● Objective
Please return each of the rows below word for word, with nothing changed.

● Material to process

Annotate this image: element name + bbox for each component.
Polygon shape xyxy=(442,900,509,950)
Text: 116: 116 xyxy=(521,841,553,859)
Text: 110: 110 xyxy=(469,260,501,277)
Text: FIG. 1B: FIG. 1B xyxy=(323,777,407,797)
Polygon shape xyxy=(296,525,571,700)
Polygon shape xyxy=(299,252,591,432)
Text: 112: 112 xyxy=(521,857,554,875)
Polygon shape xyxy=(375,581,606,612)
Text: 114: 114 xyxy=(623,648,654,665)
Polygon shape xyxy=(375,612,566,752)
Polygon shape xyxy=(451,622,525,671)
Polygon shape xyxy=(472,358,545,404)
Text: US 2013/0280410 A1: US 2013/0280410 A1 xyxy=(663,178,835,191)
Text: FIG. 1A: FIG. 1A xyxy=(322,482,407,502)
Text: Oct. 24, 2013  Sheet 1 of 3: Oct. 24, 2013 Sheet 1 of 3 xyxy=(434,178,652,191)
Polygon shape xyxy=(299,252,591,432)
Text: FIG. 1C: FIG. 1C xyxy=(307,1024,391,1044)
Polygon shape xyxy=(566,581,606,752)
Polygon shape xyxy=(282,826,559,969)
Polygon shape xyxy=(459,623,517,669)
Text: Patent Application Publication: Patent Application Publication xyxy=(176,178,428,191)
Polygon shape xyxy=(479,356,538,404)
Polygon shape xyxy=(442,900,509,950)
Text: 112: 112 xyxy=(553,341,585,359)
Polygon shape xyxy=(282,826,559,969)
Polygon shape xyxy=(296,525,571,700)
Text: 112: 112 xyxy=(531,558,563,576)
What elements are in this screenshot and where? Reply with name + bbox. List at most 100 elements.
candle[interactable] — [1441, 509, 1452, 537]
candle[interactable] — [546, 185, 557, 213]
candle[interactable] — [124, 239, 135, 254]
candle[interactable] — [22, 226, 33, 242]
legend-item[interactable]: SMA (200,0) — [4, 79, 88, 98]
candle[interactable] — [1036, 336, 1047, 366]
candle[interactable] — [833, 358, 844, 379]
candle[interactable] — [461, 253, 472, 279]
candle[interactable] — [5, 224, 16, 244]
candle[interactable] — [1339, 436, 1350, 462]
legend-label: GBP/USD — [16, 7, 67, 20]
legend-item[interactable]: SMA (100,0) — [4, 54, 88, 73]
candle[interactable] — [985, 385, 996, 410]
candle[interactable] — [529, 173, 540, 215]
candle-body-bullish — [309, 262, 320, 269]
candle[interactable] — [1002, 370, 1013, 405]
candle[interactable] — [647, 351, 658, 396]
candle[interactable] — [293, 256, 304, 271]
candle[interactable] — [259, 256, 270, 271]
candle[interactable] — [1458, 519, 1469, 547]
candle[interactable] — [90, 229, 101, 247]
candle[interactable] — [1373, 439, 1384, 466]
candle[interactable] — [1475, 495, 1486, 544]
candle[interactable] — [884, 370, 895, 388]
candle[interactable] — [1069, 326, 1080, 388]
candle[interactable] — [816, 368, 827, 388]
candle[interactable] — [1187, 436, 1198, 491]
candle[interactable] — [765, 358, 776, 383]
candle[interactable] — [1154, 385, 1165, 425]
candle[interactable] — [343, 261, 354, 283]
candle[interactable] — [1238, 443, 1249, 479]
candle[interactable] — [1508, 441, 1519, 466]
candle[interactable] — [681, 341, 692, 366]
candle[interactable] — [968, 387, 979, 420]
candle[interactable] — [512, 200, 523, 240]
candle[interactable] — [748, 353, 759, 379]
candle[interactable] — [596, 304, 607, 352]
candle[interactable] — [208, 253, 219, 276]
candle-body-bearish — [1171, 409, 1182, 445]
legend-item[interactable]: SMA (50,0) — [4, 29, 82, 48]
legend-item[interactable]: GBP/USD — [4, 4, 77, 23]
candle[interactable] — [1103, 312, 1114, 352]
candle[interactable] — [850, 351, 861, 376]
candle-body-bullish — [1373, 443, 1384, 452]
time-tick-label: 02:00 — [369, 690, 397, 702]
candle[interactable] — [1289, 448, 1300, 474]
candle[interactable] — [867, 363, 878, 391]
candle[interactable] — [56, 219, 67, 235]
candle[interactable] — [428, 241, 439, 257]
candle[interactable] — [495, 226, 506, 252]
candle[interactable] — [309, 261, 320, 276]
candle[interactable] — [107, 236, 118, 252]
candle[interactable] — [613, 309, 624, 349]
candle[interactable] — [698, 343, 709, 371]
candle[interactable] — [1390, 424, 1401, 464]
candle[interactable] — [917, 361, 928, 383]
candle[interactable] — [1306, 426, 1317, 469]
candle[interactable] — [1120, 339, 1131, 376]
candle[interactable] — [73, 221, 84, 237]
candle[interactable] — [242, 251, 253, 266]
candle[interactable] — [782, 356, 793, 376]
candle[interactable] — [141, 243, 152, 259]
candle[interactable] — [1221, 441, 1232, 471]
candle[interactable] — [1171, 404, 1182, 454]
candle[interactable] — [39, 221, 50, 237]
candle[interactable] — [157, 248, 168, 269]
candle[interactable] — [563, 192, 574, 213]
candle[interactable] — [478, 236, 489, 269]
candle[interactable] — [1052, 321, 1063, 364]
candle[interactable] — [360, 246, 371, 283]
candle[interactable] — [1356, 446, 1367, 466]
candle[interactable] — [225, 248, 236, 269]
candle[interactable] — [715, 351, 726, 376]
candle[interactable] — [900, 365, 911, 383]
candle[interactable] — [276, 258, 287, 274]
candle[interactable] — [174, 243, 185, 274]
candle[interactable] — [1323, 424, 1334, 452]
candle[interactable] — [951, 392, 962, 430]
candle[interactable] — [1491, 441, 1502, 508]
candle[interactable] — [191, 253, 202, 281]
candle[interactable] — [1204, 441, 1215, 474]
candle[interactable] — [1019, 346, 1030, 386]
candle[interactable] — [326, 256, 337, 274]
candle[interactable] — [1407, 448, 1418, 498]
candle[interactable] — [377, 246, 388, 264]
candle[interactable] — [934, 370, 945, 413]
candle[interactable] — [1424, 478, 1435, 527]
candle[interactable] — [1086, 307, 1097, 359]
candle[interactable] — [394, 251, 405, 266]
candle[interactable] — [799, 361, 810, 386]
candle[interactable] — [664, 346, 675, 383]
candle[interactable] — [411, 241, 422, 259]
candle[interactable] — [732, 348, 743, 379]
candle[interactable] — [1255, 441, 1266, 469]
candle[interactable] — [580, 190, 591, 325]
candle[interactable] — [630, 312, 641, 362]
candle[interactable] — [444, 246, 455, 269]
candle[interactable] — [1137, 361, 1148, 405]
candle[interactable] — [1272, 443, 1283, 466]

● Exercise solution
Annotate this image: element name + bbox for each component.
Polygon shape xyxy=(442,900,509,950)
Text: 116: 116 xyxy=(521,841,553,859)
Text: 110: 110 xyxy=(469,260,501,277)
Text: FIG. 1B: FIG. 1B xyxy=(323,777,407,797)
Polygon shape xyxy=(296,525,571,700)
Polygon shape xyxy=(299,252,591,432)
Text: 112: 112 xyxy=(521,857,554,875)
Polygon shape xyxy=(375,581,606,612)
Text: 114: 114 xyxy=(623,648,654,665)
Polygon shape xyxy=(375,612,566,752)
Polygon shape xyxy=(451,622,525,671)
Polygon shape xyxy=(472,358,545,404)
Text: US 2013/0280410 A1: US 2013/0280410 A1 xyxy=(663,178,835,191)
Text: FIG. 1A: FIG. 1A xyxy=(322,482,407,502)
Text: Oct. 24, 2013  Sheet 1 of 3: Oct. 24, 2013 Sheet 1 of 3 xyxy=(434,178,652,191)
Polygon shape xyxy=(299,252,591,432)
Text: FIG. 1C: FIG. 1C xyxy=(307,1024,391,1044)
Polygon shape xyxy=(566,581,606,752)
Polygon shape xyxy=(282,826,559,969)
Polygon shape xyxy=(459,623,517,669)
Text: Patent Application Publication: Patent Application Publication xyxy=(176,178,428,191)
Polygon shape xyxy=(479,356,538,404)
Polygon shape xyxy=(442,900,509,950)
Text: 112: 112 xyxy=(553,341,585,359)
Polygon shape xyxy=(282,826,559,969)
Polygon shape xyxy=(296,525,571,700)
Text: 112: 112 xyxy=(531,558,563,576)
What elements are in this screenshot and where? Reply with name + bbox. List at most 100 elements.
candle[interactable] — [1441, 509, 1452, 537]
candle[interactable] — [546, 185, 557, 213]
candle[interactable] — [124, 239, 135, 254]
candle[interactable] — [22, 226, 33, 242]
legend-item[interactable]: SMA (200,0) — [4, 79, 88, 98]
candle[interactable] — [1036, 336, 1047, 366]
candle[interactable] — [833, 358, 844, 379]
candle[interactable] — [461, 253, 472, 279]
candle[interactable] — [5, 224, 16, 244]
candle[interactable] — [1339, 436, 1350, 462]
legend-label: GBP/USD — [16, 7, 67, 20]
legend-item[interactable]: SMA (100,0) — [4, 54, 88, 73]
candle[interactable] — [985, 385, 996, 410]
candle[interactable] — [529, 173, 540, 215]
candle-body-bullish — [309, 262, 320, 269]
candle[interactable] — [1002, 370, 1013, 405]
candle[interactable] — [647, 351, 658, 396]
candle[interactable] — [293, 256, 304, 271]
candle[interactable] — [259, 256, 270, 271]
candle[interactable] — [1458, 519, 1469, 547]
candle[interactable] — [90, 229, 101, 247]
candle[interactable] — [1373, 439, 1384, 466]
candle[interactable] — [1475, 495, 1486, 544]
candle[interactable] — [884, 370, 895, 388]
candle[interactable] — [1069, 326, 1080, 388]
candle[interactable] — [816, 368, 827, 388]
candle[interactable] — [1187, 436, 1198, 491]
candle[interactable] — [765, 358, 776, 383]
candle[interactable] — [1154, 385, 1165, 425]
candle[interactable] — [343, 261, 354, 283]
candle[interactable] — [1238, 443, 1249, 479]
candle[interactable] — [1508, 441, 1519, 466]
candle[interactable] — [681, 341, 692, 366]
candle[interactable] — [968, 387, 979, 420]
candle[interactable] — [512, 200, 523, 240]
candle[interactable] — [748, 353, 759, 379]
candle[interactable] — [596, 304, 607, 352]
candle[interactable] — [208, 253, 219, 276]
candle-body-bearish — [1171, 409, 1182, 445]
legend-item[interactable]: SMA (50,0) — [4, 29, 82, 48]
legend-item[interactable]: GBP/USD — [4, 4, 77, 23]
candle[interactable] — [1103, 312, 1114, 352]
candle[interactable] — [850, 351, 861, 376]
candle-body-bullish — [1373, 443, 1384, 452]
time-tick-label: 02:00 — [369, 690, 397, 702]
candle[interactable] — [1289, 448, 1300, 474]
candle[interactable] — [867, 363, 878, 391]
candle[interactable] — [56, 219, 67, 235]
candle[interactable] — [428, 241, 439, 257]
candle[interactable] — [495, 226, 506, 252]
candle[interactable] — [309, 261, 320, 276]
candle[interactable] — [107, 236, 118, 252]
candle[interactable] — [613, 309, 624, 349]
candle[interactable] — [698, 343, 709, 371]
candle[interactable] — [1390, 424, 1401, 464]
candle[interactable] — [917, 361, 928, 383]
candle[interactable] — [1306, 426, 1317, 469]
candle[interactable] — [1120, 339, 1131, 376]
candle[interactable] — [73, 221, 84, 237]
candle[interactable] — [242, 251, 253, 266]
candle[interactable] — [782, 356, 793, 376]
candle[interactable] — [141, 243, 152, 259]
candle[interactable] — [1221, 441, 1232, 471]
candle[interactable] — [1171, 404, 1182, 454]
candle[interactable] — [39, 221, 50, 237]
candle[interactable] — [157, 248, 168, 269]
candle[interactable] — [563, 192, 574, 213]
candle[interactable] — [478, 236, 489, 269]
candle[interactable] — [1052, 321, 1063, 364]
candle[interactable] — [360, 246, 371, 283]
candle[interactable] — [1356, 446, 1367, 466]
candle[interactable] — [225, 248, 236, 269]
candle[interactable] — [715, 351, 726, 376]
candle[interactable] — [900, 365, 911, 383]
candle[interactable] — [276, 258, 287, 274]
candle[interactable] — [174, 243, 185, 274]
candle[interactable] — [1323, 424, 1334, 452]
candle[interactable] — [951, 392, 962, 430]
candle[interactable] — [1491, 441, 1502, 508]
candle[interactable] — [191, 253, 202, 281]
candle[interactable] — [1204, 441, 1215, 474]
candle[interactable] — [1019, 346, 1030, 386]
candle[interactable] — [326, 256, 337, 274]
candle[interactable] — [1407, 448, 1418, 498]
candle[interactable] — [377, 246, 388, 264]
candle[interactable] — [934, 370, 945, 413]
candle[interactable] — [1424, 478, 1435, 527]
candle[interactable] — [1086, 307, 1097, 359]
candle[interactable] — [394, 251, 405, 266]
candle[interactable] — [799, 361, 810, 386]
candle[interactable] — [664, 346, 675, 383]
candle[interactable] — [411, 241, 422, 259]
candle[interactable] — [732, 348, 743, 379]
candle[interactable] — [1255, 441, 1266, 469]
candle[interactable] — [580, 190, 591, 325]
candle[interactable] — [630, 312, 641, 362]
candle[interactable] — [444, 246, 455, 269]
candle[interactable] — [1137, 361, 1148, 405]
candle[interactable] — [1272, 443, 1283, 466]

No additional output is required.